Set task:
Extract every line of the material below and reproduce it faithfully.

Materials provided:
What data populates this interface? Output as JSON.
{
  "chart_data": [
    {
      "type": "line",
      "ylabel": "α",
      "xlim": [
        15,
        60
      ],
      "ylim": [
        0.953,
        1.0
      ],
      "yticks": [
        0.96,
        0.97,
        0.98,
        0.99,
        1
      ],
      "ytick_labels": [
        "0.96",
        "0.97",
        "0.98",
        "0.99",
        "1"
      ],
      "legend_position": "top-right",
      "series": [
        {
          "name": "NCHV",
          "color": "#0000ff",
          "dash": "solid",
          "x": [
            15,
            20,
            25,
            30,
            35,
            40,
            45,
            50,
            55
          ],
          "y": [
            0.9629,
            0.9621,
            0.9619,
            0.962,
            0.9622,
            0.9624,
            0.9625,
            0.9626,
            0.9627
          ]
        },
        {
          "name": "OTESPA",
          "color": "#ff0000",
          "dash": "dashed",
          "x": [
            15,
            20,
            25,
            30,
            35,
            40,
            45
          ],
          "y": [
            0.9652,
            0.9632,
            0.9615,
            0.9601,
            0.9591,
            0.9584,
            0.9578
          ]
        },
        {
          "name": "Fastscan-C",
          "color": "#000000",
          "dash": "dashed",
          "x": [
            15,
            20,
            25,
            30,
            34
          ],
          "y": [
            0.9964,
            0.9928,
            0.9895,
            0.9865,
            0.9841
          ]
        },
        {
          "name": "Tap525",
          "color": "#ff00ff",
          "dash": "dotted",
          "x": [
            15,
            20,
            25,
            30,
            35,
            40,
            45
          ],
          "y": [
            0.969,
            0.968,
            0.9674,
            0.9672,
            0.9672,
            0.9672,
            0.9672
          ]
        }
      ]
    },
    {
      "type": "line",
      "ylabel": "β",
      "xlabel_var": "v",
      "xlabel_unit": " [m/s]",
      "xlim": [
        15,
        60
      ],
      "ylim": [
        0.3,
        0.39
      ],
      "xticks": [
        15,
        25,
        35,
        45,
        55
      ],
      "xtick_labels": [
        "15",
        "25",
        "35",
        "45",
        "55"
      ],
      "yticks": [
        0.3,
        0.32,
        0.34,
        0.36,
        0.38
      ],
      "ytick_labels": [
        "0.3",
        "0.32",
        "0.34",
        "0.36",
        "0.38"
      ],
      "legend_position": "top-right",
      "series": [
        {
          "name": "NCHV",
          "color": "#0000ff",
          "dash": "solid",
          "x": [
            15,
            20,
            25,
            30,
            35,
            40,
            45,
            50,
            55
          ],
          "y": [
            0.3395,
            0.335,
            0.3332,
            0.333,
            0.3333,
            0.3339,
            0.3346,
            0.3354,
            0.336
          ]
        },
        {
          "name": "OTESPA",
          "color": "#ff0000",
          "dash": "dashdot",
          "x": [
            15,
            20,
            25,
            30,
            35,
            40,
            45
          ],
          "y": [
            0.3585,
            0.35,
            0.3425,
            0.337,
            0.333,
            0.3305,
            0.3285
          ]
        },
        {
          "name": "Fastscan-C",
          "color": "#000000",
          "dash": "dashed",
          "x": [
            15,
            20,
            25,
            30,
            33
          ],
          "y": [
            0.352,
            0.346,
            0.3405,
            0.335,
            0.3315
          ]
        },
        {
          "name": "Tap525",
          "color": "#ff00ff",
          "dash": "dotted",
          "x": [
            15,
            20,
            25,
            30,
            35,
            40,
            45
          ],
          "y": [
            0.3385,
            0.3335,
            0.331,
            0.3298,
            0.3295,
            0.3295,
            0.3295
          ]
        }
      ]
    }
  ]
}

Solution to this task:
What data populates this interface? Output as JSON.
{
  "chart_data": [
    {
      "type": "line",
      "ylabel": "α",
      "xlim": [
        15,
        60
      ],
      "ylim": [
        0.953,
        1.0
      ],
      "yticks": [
        0.96,
        0.97,
        0.98,
        0.99,
        1
      ],
      "ytick_labels": [
        "0.96",
        "0.97",
        "0.98",
        "0.99",
        "1"
      ],
      "legend_position": "top-right",
      "series": [
        {
          "name": "NCHV",
          "color": "#0000ff",
          "dash": "solid",
          "x": [
            15,
            20,
            25,
            30,
            35,
            40,
            45,
            50,
            55
          ],
          "y": [
            0.9629,
            0.9621,
            0.9619,
            0.962,
            0.9622,
            0.9624,
            0.9625,
            0.9626,
            0.9627
          ]
        },
        {
          "name": "OTESPA",
          "color": "#ff0000",
          "dash": "dashed",
          "x": [
            15,
            20,
            25,
            30,
            35,
            40,
            45
          ],
          "y": [
            0.9652,
            0.9632,
            0.9615,
            0.9601,
            0.9591,
            0.9584,
            0.9578
          ]
        },
        {
          "name": "Fastscan-C",
          "color": "#000000",
          "dash": "dashed",
          "x": [
            15,
            20,
            25,
            30,
            34
          ],
          "y": [
            0.9964,
            0.9928,
            0.9895,
            0.9865,
            0.9841
          ]
        },
        {
          "name": "Tap525",
          "color": "#ff00ff",
          "dash": "dotted",
          "x": [
            15,
            20,
            25,
            30,
            35,
            40,
            45
          ],
          "y": [
            0.969,
            0.968,
            0.9674,
            0.9672,
            0.9672,
            0.9672,
            0.9672
          ]
        }
      ]
    },
    {
      "type": "line",
      "ylabel": "β",
      "xlabel_var": "v",
      "xlabel_unit": " [m/s]",
      "xlim": [
        15,
        60
      ],
      "ylim": [
        0.3,
        0.39
      ],
      "xticks": [
        15,
        25,
        35,
        45,
        55
      ],
      "xtick_labels": [
        "15",
        "25",
        "35",
        "45",
        "55"
      ],
      "yticks": [
        0.3,
        0.32,
        0.34,
        0.36,
        0.38
      ],
      "ytick_labels": [
        "0.3",
        "0.32",
        "0.34",
        "0.36",
        "0.38"
      ],
      "legend_position": "top-right",
      "series": [
        {
          "name": "NCHV",
          "color": "#0000ff",
          "dash": "solid",
          "x": [
            15,
            20,
            25,
            30,
            35,
            40,
            45,
            50,
            55
          ],
          "y": [
            0.3395,
            0.335,
            0.3332,
            0.333,
            0.3333,
            0.3339,
            0.3346,
            0.3354,
            0.336
          ]
        },
        {
          "name": "OTESPA",
          "color": "#ff0000",
          "dash": "dashdot",
          "x": [
            15,
            20,
            25,
            30,
            35,
            40,
            45
          ],
          "y": [
            0.3585,
            0.35,
            0.3425,
            0.337,
            0.333,
            0.3305,
            0.3285
          ]
        },
        {
          "name": "Fastscan-C",
          "color": "#000000",
          "dash": "dashed",
          "x": [
            15,
            20,
            25,
            30,
            33
          ],
          "y": [
            0.352,
            0.346,
            0.3405,
            0.335,
            0.3315
          ]
        },
        {
          "name": "Tap525",
          "color": "#ff00ff",
          "dash": "dotted",
          "x": [
            15,
            20,
            25,
            30,
            35,
            40,
            45
          ],
          "y": [
            0.3385,
            0.3335,
            0.331,
            0.3298,
            0.3295,
            0.3295,
            0.3295
          ]
        }
      ]
    }
  ]
}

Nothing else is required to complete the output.